GOAL:
Repeat each entry in full, exactly.

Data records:
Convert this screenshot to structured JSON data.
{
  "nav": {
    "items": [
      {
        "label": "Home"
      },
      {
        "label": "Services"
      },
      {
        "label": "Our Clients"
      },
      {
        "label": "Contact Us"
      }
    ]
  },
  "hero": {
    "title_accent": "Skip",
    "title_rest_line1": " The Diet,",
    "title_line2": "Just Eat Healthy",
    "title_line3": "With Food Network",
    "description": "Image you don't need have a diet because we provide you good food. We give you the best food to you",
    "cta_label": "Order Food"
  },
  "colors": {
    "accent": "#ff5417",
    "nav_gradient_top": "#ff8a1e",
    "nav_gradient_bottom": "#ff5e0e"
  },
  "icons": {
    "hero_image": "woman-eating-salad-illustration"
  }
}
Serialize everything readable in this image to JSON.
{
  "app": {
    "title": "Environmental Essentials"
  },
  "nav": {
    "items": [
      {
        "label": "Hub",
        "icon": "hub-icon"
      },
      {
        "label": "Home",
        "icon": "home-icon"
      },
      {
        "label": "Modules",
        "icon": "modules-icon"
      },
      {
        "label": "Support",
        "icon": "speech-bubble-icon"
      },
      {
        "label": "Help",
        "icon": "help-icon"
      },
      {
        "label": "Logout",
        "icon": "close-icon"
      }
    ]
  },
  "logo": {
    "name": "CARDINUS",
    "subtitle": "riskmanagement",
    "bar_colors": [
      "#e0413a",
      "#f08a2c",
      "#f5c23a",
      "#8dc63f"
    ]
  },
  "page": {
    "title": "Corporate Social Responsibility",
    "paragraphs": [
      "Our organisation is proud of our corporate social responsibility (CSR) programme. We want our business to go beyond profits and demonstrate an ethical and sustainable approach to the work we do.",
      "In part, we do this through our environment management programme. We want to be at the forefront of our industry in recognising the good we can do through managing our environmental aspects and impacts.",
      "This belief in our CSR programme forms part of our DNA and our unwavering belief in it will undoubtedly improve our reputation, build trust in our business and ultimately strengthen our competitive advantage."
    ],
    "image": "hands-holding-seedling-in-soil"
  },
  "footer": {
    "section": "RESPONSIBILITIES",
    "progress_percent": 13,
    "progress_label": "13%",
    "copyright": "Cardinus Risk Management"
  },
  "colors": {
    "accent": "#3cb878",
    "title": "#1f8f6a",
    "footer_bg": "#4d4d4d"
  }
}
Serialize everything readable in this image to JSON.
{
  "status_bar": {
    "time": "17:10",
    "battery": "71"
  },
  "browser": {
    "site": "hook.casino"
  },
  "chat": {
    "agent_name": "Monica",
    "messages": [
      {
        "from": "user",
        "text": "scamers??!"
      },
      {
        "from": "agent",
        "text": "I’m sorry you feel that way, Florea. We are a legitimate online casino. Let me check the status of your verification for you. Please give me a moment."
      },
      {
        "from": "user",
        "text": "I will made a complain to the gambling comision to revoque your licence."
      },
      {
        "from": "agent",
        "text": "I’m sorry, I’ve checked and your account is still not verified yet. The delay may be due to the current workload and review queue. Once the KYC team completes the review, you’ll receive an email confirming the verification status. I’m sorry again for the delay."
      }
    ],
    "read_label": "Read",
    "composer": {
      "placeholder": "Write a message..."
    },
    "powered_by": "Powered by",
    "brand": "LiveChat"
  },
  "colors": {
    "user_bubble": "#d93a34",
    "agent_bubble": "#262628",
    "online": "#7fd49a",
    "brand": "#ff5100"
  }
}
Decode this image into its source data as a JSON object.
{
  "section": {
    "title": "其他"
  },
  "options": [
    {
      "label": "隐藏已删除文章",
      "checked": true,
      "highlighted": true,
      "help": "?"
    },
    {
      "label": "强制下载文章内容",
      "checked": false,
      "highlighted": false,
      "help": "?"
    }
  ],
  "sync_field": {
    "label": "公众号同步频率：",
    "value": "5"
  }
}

WORKED SOLUTION:
Convert this screenshot to structured JSON data.
{
  "nav": {
    "items": [
      {
        "label": "Home"
      },
      {
        "label": "Services"
      },
      {
        "label": "Our Clients"
      },
      {
        "label": "Contact Us"
      }
    ]
  },
  "hero": {
    "title_accent": "Skip",
    "title_rest_line1": " The Diet,",
    "title_line2": "Just Eat Healthy",
    "title_line3": "With Food Network",
    "description": "Image you don't need have a diet because we provide you good food. We give you the best food to you",
    "cta_label": "Order Food"
  },
  "colors": {
    "accent": "#ff5417",
    "nav_gradient_top": "#ff8a1e",
    "nav_gradient_bottom": "#ff5e0e"
  },
  "icons": {
    "hero_image": "woman-eating-salad-illustration"
  }
}
Serialize everything readable in this image to JSON.
{
  "app": {
    "title": "Environmental Essentials"
  },
  "nav": {
    "items": [
      {
        "label": "Hub",
        "icon": "hub-icon"
      },
      {
        "label": "Home",
        "icon": "home-icon"
      },
      {
        "label": "Modules",
        "icon": "modules-icon"
      },
      {
        "label": "Support",
        "icon": "speech-bubble-icon"
      },
      {
        "label": "Help",
        "icon": "help-icon"
      },
      {
        "label": "Logout",
        "icon": "close-icon"
      }
    ]
  },
  "logo": {
    "name": "CARDINUS",
    "subtitle": "riskmanagement",
    "bar_colors": [
      "#e0413a",
      "#f08a2c",
      "#f5c23a",
      "#8dc63f"
    ]
  },
  "page": {
    "title": "Corporate Social Responsibility",
    "paragraphs": [
      "Our organisation is proud of our corporate social responsibility (CSR) programme. We want our business to go beyond profits and demonstrate an ethical and sustainable approach to the work we do.",
      "In part, we do this through our environment management programme. We want to be at the forefront of our industry in recognising the good we can do through managing our environmental aspects and impacts.",
      "This belief in our CSR programme forms part of our DNA and our unwavering belief in it will undoubtedly improve our reputation, build trust in our business and ultimately strengthen our competitive advantage."
    ],
    "image": "hands-holding-seedling-in-soil"
  },
  "footer": {
    "section": "RESPONSIBILITIES",
    "progress_percent": 13,
    "progress_label": "13%",
    "copyright": "Cardinus Risk Management"
  },
  "colors": {
    "accent": "#3cb878",
    "title": "#1f8f6a",
    "footer_bg": "#4d4d4d"
  }
}
Serialize everything readable in this image to JSON.
{
  "status_bar": {
    "time": "17:10",
    "battery": "71"
  },
  "browser": {
    "site": "hook.casino"
  },
  "chat": {
    "agent_name": "Monica",
    "messages": [
      {
        "from": "user",
        "text": "scamers??!"
      },
      {
        "from": "agent",
        "text": "I’m sorry you feel that way, Florea. We are a legitimate online casino. Let me check the status of your verification for you. Please give me a moment."
      },
      {
        "from": "user",
        "text": "I will made a complain to the gambling comision to revoque your licence."
      },
      {
        "from": "agent",
        "text": "I’m sorry, I’ve checked and your account is still not verified yet. The delay may be due to the current workload and review queue. Once the KYC team completes the review, you’ll receive an email confirming the verification status. I’m sorry again for the delay."
      }
    ],
    "read_label": "Read",
    "composer": {
      "placeholder": "Write a message..."
    },
    "powered_by": "Powered by",
    "brand": "LiveChat"
  },
  "colors": {
    "user_bubble": "#d93a34",
    "agent_bubble": "#262628",
    "online": "#7fd49a",
    "brand": "#ff5100"
  }
}
Decode this image into its source data as a JSON object.
{
  "section": {
    "title": "其他"
  },
  "options": [
    {
      "label": "隐藏已删除文章",
      "checked": true,
      "highlighted": true,
      "help": "?"
    },
    {
      "label": "强制下载文章内容",
      "checked": false,
      "highlighted": false,
      "help": "?"
    }
  ],
  "sync_field": {
    "label": "公众号同步频率：",
    "value": "5"
  }
}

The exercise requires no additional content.